[start of Given data]

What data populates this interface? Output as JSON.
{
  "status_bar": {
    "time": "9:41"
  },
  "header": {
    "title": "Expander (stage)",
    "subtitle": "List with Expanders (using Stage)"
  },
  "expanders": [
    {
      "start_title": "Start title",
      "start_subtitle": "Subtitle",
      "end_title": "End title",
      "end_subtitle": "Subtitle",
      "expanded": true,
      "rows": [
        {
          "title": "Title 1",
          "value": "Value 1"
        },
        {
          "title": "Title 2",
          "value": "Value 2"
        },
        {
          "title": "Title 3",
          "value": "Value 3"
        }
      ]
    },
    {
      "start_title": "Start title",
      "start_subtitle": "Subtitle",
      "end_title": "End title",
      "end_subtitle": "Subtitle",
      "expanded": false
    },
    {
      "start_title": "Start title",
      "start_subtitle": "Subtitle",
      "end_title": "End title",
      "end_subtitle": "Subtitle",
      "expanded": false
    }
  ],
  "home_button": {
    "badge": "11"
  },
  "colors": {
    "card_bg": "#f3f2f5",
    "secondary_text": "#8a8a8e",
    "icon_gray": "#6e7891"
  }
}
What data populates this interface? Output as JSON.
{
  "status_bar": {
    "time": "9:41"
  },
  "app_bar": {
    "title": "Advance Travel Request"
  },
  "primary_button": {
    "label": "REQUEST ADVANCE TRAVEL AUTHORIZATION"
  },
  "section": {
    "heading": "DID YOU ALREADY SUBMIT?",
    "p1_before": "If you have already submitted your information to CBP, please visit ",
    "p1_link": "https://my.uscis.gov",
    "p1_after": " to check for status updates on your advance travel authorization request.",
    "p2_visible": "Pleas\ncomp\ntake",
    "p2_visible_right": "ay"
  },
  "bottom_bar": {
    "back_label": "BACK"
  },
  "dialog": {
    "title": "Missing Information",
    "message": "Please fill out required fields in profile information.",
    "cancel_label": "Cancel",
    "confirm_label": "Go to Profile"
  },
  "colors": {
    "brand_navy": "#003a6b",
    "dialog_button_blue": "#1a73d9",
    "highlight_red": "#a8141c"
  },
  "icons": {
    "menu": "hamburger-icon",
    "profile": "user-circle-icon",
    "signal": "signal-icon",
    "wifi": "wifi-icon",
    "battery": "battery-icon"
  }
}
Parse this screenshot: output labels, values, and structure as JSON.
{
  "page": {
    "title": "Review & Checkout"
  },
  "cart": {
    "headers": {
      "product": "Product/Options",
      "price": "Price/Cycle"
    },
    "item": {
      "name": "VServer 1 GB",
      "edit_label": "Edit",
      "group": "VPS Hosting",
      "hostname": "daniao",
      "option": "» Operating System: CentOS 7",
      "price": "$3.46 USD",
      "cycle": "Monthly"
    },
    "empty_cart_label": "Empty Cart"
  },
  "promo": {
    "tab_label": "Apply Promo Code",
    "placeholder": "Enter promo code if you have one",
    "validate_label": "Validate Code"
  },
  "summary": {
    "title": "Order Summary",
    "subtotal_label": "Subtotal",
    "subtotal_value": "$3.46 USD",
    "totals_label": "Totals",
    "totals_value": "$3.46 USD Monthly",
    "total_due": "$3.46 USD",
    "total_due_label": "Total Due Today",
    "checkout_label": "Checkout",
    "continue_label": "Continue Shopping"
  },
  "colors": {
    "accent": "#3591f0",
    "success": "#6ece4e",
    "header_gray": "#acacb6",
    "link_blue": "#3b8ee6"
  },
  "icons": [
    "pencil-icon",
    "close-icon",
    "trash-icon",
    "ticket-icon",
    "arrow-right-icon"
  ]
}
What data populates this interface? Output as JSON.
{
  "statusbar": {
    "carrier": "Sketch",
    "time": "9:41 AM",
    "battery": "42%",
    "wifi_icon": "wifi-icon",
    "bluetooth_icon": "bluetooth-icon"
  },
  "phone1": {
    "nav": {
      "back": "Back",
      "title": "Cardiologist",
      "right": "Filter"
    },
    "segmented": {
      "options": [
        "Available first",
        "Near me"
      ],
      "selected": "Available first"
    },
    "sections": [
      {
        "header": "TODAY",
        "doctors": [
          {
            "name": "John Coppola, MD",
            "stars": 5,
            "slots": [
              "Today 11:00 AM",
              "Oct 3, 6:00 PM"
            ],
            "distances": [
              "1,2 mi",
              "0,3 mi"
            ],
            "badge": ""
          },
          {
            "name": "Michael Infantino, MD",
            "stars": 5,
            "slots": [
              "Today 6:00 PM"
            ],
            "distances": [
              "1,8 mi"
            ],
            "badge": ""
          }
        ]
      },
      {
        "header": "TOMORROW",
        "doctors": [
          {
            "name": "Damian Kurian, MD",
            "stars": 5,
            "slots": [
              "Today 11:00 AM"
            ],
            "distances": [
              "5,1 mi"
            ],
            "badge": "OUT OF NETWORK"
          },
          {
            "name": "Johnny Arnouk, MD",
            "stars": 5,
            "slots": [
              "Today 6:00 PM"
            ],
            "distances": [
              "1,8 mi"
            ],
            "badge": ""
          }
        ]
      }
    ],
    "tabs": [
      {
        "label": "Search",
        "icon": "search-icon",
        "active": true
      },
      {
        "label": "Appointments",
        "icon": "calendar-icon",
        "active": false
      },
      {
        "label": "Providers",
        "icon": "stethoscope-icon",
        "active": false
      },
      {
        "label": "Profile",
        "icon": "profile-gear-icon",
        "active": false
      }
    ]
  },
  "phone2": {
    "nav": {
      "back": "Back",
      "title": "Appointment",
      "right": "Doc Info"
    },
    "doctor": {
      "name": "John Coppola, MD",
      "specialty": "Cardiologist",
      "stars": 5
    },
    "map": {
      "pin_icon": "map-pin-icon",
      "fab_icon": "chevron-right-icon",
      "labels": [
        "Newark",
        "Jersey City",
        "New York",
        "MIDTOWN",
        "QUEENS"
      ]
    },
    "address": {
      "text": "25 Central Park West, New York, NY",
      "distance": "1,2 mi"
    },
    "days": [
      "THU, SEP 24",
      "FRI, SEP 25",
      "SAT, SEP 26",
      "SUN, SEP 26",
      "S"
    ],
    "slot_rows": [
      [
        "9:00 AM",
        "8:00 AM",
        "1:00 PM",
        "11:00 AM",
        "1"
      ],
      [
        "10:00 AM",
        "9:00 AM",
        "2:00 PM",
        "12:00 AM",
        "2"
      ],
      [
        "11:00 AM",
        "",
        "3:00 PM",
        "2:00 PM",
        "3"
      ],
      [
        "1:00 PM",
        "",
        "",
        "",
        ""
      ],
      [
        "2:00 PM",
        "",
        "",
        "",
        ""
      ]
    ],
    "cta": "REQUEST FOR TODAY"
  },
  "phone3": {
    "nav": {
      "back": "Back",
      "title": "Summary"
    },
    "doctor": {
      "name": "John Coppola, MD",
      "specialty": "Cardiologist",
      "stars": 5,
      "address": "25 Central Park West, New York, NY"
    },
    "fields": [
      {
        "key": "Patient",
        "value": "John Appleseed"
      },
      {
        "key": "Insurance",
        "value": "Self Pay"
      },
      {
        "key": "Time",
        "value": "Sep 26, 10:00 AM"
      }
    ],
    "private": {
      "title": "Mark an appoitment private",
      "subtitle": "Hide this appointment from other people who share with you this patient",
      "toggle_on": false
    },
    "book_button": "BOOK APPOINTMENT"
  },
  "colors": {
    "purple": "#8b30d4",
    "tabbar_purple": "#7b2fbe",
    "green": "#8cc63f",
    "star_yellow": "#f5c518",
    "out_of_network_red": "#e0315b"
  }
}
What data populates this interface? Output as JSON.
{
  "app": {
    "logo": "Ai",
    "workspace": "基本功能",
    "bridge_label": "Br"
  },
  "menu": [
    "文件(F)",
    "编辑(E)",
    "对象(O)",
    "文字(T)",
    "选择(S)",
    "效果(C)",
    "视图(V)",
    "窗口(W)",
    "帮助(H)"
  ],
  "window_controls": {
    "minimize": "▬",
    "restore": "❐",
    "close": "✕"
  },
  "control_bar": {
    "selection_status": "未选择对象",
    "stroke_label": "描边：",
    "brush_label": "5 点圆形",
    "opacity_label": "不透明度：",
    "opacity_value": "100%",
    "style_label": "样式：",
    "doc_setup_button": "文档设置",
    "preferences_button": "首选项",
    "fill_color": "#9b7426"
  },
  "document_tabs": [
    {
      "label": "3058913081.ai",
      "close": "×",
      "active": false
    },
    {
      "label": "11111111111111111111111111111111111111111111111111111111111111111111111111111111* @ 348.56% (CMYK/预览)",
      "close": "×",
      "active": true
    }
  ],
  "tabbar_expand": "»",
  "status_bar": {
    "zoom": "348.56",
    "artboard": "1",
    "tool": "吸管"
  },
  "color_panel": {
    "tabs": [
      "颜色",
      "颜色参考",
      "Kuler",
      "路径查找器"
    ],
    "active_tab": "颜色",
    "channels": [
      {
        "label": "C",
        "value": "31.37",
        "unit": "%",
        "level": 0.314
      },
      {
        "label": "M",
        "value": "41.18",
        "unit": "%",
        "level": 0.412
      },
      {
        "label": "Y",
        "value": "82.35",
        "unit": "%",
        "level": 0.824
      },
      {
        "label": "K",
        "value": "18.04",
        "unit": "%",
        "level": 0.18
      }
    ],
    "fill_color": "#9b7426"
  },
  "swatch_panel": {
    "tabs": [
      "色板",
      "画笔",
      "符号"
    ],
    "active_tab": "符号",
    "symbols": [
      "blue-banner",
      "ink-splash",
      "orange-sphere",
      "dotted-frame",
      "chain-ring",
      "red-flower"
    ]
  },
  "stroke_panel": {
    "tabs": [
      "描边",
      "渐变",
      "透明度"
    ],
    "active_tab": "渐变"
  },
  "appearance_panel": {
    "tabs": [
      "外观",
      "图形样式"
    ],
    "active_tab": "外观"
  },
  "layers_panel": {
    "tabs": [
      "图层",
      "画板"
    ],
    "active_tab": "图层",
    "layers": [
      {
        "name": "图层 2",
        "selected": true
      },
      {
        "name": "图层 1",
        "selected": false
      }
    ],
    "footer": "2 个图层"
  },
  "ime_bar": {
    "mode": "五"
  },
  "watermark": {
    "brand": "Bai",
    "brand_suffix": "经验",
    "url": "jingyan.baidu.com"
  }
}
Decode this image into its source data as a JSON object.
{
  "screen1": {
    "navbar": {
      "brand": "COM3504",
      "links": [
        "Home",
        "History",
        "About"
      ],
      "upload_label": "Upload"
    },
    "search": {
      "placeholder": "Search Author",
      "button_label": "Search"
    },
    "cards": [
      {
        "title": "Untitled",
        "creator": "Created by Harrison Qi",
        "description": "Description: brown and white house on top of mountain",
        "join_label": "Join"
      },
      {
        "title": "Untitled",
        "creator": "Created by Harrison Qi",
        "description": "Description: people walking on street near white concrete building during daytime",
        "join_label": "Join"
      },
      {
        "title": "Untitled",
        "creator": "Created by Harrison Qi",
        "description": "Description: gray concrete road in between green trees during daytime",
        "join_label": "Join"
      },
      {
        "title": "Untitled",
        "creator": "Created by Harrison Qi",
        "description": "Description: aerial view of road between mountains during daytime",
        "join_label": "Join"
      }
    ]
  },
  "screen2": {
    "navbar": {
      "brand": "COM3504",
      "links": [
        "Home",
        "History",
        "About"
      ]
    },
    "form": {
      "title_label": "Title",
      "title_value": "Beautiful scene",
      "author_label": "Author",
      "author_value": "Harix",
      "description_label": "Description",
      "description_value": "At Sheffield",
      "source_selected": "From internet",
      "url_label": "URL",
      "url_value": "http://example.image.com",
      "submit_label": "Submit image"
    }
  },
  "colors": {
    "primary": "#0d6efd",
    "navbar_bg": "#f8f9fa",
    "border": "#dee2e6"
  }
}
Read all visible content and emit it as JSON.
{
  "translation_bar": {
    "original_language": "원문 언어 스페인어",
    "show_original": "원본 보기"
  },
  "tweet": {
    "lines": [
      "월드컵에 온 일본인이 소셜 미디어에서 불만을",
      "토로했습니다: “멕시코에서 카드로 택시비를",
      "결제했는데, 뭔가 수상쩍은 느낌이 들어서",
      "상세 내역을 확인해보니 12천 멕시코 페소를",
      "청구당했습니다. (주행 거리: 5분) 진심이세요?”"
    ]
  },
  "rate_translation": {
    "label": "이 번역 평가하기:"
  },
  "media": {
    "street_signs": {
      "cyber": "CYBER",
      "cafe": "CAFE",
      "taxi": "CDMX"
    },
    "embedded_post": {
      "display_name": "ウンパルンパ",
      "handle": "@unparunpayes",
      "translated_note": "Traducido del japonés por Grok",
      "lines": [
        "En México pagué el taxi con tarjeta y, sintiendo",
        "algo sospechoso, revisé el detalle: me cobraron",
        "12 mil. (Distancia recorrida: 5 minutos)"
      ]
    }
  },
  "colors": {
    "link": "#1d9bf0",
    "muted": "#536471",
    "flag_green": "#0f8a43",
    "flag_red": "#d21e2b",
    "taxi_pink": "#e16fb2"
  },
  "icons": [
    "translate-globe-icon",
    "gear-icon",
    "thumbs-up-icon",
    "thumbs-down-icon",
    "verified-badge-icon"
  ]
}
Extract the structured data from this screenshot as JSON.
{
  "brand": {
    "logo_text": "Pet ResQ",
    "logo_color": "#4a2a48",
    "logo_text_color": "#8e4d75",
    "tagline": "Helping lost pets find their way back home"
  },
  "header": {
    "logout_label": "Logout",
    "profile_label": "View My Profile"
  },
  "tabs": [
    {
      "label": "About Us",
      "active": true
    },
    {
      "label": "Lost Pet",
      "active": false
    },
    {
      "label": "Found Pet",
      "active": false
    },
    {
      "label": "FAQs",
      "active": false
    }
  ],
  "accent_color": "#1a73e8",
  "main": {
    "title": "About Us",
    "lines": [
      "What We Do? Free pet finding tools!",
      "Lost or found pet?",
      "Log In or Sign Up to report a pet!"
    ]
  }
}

[end of Given data]

> Work to do: Lines that include the word "Park" — how many are there in the data? Answer with the number alone.

> Task answer: 2